Requirement:
Your answer should be a single number: the count of lines containing "value".

Given records:
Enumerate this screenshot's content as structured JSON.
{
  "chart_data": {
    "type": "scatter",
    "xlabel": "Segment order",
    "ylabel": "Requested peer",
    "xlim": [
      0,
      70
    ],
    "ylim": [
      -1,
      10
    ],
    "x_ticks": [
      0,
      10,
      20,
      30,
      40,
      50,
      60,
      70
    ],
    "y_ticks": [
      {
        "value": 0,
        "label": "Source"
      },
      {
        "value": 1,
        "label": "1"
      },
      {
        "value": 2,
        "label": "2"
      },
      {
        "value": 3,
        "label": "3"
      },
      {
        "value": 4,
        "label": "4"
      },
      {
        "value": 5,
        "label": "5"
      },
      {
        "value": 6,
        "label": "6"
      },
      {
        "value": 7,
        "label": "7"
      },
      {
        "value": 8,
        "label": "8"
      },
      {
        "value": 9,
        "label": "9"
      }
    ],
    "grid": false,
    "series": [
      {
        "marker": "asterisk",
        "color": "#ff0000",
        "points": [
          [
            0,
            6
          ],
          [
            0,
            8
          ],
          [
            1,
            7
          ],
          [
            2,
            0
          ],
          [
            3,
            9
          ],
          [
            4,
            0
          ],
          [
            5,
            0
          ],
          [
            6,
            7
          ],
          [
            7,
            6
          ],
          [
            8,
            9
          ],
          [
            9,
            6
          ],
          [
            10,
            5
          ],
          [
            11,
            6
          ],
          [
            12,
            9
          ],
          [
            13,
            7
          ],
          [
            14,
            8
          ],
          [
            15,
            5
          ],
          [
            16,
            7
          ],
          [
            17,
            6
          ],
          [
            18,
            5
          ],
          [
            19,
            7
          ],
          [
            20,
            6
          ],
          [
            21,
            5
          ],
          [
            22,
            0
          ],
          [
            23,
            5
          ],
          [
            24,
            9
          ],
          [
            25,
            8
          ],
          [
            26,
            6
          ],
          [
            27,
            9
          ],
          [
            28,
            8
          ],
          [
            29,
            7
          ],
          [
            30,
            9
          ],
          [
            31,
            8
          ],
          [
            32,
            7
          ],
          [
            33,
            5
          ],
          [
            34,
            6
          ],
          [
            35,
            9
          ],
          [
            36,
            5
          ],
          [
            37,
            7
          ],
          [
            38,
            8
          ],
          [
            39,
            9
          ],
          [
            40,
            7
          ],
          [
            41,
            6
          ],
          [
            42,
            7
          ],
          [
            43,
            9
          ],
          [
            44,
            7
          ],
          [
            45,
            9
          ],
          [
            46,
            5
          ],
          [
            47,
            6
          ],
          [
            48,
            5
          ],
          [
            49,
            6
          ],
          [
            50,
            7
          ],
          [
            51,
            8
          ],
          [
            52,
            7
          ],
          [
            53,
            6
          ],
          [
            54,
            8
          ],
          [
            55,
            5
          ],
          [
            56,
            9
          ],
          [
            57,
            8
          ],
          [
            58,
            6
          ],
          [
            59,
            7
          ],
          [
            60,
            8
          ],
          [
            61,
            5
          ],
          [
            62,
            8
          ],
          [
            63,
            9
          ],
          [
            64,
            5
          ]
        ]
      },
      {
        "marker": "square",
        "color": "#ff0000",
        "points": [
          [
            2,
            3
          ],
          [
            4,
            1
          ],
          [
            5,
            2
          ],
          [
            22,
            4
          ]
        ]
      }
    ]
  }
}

Output:
10